*Input rows:*

▬▬▬

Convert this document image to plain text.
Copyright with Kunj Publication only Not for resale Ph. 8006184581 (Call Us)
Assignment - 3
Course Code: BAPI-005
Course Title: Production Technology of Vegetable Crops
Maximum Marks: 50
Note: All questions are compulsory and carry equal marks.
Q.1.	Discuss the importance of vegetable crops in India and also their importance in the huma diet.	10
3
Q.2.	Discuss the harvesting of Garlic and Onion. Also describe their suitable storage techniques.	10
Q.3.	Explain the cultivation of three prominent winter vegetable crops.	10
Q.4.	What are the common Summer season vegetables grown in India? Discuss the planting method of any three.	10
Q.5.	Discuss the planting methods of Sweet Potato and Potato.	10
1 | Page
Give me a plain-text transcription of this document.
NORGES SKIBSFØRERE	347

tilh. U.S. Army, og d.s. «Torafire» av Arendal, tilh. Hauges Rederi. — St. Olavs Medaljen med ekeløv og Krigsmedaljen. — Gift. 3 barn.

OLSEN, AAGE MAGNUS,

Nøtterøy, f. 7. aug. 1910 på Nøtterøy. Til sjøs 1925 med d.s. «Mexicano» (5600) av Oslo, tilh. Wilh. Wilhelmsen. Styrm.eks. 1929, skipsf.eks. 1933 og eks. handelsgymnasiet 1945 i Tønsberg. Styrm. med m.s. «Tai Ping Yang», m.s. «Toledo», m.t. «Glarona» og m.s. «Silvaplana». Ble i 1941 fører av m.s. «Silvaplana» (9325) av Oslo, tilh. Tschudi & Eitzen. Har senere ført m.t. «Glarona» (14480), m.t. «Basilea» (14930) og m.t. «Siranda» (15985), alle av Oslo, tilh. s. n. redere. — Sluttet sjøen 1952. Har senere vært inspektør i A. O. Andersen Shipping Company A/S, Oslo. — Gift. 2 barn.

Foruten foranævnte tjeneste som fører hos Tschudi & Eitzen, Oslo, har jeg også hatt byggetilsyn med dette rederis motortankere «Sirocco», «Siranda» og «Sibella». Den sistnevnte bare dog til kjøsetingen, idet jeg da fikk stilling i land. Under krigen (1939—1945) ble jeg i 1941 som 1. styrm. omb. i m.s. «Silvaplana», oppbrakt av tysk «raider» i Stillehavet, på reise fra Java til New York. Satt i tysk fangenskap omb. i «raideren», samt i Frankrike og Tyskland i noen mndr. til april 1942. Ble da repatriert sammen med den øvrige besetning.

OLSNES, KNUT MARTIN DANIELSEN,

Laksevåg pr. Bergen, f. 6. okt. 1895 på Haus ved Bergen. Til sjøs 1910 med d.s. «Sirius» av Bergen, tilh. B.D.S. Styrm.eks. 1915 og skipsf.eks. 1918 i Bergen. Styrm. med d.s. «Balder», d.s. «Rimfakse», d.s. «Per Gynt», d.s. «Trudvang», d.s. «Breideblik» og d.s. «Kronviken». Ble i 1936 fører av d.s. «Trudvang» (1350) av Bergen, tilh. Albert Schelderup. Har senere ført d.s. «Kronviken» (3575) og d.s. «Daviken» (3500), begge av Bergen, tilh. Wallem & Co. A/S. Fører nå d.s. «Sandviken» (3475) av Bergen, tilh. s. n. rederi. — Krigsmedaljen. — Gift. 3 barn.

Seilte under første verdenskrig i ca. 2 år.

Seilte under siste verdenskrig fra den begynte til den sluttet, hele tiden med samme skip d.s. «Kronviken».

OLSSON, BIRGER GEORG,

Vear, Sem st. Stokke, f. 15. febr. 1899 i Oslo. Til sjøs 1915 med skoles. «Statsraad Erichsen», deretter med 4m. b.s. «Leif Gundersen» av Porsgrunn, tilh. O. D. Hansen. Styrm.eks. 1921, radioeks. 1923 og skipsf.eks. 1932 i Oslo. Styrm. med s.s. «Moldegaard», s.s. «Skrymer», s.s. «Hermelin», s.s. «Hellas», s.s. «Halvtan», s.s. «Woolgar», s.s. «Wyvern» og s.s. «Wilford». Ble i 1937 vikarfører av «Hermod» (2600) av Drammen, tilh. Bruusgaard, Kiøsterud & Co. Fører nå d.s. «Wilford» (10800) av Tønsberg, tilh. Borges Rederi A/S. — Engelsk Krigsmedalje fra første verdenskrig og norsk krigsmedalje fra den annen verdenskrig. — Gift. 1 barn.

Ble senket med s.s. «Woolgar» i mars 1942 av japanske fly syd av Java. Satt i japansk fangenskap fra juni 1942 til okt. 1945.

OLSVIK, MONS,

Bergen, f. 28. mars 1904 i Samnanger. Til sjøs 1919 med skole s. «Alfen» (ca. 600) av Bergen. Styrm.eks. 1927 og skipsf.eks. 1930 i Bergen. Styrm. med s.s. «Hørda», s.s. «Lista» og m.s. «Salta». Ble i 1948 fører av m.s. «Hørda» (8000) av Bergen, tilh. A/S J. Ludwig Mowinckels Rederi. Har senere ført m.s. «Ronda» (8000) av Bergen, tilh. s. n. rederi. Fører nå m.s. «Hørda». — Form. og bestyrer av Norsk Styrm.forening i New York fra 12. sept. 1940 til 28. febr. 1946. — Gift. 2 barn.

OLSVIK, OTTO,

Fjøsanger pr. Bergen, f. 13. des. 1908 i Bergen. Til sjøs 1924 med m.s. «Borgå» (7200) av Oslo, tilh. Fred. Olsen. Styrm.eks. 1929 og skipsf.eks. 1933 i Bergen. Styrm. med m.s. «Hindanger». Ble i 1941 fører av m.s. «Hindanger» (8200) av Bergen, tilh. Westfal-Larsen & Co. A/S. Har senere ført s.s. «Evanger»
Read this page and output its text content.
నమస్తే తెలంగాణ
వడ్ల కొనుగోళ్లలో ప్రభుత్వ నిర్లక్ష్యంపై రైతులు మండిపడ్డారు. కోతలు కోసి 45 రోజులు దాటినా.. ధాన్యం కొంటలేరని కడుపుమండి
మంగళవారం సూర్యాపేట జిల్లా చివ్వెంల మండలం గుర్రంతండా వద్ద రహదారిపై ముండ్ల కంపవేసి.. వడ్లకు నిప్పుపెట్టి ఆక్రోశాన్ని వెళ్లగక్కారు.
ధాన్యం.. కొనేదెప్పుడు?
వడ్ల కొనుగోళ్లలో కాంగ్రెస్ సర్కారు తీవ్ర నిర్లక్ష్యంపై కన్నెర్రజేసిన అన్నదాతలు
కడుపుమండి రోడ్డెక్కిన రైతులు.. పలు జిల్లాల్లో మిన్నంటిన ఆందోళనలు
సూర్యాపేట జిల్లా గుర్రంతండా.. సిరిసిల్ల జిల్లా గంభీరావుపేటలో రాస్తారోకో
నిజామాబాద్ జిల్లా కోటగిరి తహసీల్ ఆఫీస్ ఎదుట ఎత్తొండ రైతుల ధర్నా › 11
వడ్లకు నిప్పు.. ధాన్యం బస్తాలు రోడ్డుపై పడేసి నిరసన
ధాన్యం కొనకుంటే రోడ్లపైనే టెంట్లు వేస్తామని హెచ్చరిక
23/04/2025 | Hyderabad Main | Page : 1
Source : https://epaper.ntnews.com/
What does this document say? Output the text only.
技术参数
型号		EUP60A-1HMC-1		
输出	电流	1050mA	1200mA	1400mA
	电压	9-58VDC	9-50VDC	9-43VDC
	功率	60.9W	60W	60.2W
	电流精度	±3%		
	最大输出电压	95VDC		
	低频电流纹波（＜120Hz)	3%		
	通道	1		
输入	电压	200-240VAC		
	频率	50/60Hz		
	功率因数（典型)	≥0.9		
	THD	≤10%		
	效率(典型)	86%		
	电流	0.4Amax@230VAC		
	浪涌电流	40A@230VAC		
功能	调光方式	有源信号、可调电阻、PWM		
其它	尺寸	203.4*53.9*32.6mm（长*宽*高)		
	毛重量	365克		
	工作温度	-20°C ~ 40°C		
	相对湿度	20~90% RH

▬▬▬

*Exercise brief:* Pick out the lines that include the word "Krigsmedaljen" and write them out.

*Task output:*
tilh. U.S. Army, og d.s. «Torafire» av Arendal, tilh. Hauges Rederi. — St. Olavs Medaljen med ekeløv og Krigsmedaljen. — Gift. 3 barn.
Laksevåg pr. Bergen, f. 6. okt. 1895 på Haus ved Bergen. Til sjøs 1910 med d.s. «Sirius» av Bergen, tilh. B.D.S. Styrm.eks. 1915 og skipsf.eks. 1918 i Bergen. Styrm. med d.s. «Balder», d.s. «Rimfakse», d.s. «Per Gynt», d.s. «Trudvang», d.s. «Breideblik» og d.s. «Kronviken». Ble i 1936 fører av d.s. «Trudvang» (1350) av Bergen, tilh. Albert Schelderup. Har senere ført d.s. «Kronviken» (3575) og d.s. «Daviken» (3500), begge av Bergen, tilh. Wallem & Co. A/S. Fører nå d.s. «Sandviken» (3475) av Bergen, tilh. s. n. rederi. — Krigsmedaljen. — Gift. 3 barn.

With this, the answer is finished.